* _TASK DIRECTIONS_:
Output all the entries word for word. Omit the pictures.

* _SUPPLIED INFORMATION_:
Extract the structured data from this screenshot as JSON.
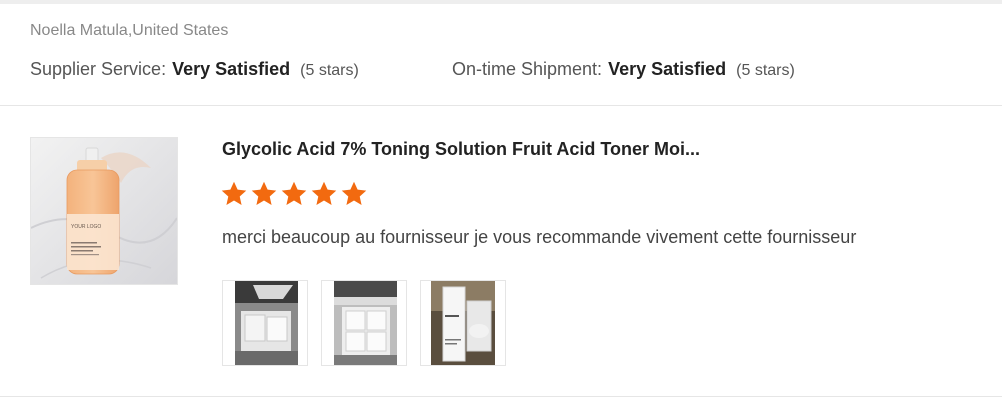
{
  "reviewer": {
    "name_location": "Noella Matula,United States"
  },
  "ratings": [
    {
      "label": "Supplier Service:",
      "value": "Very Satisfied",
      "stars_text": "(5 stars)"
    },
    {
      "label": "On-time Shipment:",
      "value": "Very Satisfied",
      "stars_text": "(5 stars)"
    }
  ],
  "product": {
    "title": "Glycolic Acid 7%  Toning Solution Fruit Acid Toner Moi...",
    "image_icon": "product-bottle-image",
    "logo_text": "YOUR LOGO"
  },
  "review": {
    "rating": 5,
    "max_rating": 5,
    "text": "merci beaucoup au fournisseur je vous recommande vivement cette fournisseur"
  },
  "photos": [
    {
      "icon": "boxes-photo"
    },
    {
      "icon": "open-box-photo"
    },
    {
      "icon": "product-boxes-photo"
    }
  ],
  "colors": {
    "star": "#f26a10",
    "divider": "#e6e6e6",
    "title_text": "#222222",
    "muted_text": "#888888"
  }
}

* _COMPLETED EXERCISE_:
Extract the structured data from this screenshot as JSON.
{
  "reviewer": {
    "name_location": "Noella Matula,United States"
  },
  "ratings": [
    {
      "label": "Supplier Service:",
      "value": "Very Satisfied",
      "stars_text": "(5 stars)"
    },
    {
      "label": "On-time Shipment:",
      "value": "Very Satisfied",
      "stars_text": "(5 stars)"
    }
  ],
  "product": {
    "title": "Glycolic Acid 7%  Toning Solution Fruit Acid Toner Moi...",
    "image_icon": "product-bottle-image",
    "logo_text": "YOUR LOGO"
  },
  "review": {
    "rating": 5,
    "max_rating": 5,
    "text": "merci beaucoup au fournisseur je vous recommande vivement cette fournisseur"
  },
  "photos": [
    {
      "icon": "boxes-photo"
    },
    {
      "icon": "open-box-photo"
    },
    {
      "icon": "product-boxes-photo"
    }
  ],
  "colors": {
    "star": "#f26a10",
    "divider": "#e6e6e6",
    "title_text": "#222222",
    "muted_text": "#888888"
  }
}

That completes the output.